***** Material

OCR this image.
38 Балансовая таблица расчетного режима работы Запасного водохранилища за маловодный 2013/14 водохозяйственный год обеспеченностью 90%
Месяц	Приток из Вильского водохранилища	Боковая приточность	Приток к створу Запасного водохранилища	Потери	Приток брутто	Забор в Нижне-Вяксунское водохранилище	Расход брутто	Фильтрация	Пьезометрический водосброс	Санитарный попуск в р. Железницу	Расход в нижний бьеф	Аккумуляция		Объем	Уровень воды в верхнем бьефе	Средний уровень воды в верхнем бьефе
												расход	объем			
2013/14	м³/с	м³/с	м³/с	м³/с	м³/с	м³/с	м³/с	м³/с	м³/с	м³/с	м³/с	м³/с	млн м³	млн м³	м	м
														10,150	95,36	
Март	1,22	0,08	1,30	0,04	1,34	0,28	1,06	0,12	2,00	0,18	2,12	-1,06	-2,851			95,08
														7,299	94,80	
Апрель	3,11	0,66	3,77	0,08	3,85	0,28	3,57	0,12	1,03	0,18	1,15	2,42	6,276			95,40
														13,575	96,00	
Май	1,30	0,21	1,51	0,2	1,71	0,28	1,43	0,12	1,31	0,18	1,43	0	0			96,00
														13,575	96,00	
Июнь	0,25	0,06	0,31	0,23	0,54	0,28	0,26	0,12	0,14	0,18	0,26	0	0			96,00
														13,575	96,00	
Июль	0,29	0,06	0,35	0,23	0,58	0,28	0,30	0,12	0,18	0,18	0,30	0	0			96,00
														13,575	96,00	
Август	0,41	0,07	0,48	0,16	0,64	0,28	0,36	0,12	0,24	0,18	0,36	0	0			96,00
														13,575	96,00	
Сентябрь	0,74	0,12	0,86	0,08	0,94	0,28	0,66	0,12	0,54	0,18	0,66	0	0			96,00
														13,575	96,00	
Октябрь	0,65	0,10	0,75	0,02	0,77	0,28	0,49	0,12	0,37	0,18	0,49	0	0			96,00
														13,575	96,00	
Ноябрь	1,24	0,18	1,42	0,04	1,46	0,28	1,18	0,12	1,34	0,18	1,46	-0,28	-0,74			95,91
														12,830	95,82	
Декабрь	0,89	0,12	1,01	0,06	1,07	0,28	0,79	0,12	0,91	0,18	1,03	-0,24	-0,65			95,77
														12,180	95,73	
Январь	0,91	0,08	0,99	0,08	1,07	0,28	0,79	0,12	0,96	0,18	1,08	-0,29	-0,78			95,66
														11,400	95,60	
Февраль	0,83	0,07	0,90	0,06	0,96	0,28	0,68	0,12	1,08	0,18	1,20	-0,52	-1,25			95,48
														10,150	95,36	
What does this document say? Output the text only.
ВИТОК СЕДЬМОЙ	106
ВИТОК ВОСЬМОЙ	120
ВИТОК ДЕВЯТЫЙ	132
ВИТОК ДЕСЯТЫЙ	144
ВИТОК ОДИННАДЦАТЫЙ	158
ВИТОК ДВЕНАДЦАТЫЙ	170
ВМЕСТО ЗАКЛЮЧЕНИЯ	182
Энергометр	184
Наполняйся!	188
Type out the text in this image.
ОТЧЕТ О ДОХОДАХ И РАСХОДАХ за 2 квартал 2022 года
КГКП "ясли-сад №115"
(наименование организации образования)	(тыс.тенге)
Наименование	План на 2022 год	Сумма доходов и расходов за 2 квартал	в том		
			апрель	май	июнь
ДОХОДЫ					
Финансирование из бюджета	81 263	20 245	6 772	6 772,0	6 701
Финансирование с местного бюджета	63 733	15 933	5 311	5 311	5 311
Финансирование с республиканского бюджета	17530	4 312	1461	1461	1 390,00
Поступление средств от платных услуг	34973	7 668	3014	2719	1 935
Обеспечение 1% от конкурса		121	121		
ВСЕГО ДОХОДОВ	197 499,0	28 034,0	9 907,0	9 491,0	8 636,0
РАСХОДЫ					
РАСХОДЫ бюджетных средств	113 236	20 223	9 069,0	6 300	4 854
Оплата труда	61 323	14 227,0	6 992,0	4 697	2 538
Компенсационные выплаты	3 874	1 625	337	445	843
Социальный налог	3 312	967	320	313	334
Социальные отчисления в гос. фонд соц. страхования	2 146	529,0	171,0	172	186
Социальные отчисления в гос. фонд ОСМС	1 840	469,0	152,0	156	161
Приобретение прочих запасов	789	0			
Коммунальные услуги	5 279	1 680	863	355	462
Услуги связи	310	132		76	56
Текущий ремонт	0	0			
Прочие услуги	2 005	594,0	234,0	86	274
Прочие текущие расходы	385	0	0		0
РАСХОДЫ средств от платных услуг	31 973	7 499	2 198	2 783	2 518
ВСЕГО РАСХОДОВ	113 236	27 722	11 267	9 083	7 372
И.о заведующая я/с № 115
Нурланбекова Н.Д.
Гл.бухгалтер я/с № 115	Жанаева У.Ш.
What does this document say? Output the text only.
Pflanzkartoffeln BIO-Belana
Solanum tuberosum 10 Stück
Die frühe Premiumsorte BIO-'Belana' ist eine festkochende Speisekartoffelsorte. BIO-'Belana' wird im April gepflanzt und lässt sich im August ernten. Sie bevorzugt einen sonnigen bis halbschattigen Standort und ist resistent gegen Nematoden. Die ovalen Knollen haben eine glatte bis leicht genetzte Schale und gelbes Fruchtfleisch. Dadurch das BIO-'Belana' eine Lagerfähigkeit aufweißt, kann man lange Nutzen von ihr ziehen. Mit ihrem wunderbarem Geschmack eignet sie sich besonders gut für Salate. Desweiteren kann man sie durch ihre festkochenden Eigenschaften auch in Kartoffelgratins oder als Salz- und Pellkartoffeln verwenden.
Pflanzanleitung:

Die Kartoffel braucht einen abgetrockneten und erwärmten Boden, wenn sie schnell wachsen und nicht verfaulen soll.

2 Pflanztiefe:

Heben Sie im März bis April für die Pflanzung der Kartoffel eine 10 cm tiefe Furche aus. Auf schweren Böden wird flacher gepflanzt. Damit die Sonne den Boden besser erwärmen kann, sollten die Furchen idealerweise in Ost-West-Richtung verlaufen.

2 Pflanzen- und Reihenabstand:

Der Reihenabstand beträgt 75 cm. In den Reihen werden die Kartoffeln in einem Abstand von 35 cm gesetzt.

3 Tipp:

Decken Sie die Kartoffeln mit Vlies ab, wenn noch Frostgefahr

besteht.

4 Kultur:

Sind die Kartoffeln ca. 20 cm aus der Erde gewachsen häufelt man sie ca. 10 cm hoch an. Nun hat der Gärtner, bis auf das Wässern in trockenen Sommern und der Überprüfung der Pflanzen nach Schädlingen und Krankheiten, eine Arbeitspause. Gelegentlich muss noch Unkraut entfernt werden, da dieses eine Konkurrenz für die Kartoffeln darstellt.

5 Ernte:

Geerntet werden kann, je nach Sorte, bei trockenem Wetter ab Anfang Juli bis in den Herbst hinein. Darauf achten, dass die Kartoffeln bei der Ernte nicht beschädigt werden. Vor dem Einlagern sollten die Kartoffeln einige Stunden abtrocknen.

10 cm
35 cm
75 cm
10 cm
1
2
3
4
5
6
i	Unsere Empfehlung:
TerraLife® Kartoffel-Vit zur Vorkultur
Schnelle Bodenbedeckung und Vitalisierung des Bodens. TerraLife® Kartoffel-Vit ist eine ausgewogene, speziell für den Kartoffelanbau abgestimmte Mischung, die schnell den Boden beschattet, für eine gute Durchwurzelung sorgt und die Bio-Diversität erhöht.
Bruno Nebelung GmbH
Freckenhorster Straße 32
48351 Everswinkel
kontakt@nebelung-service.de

**********

**Stated goal**
Find and copy every line in the entries above where the string "квартал" occurs.

**Completed task**
ОТЧЕТ О ДОХОДАХ И РАСХОДАХ за 2 квартал 2022 года
Наименование	План на 2022 год	Сумма доходов и расходов за 2 квартал	в том		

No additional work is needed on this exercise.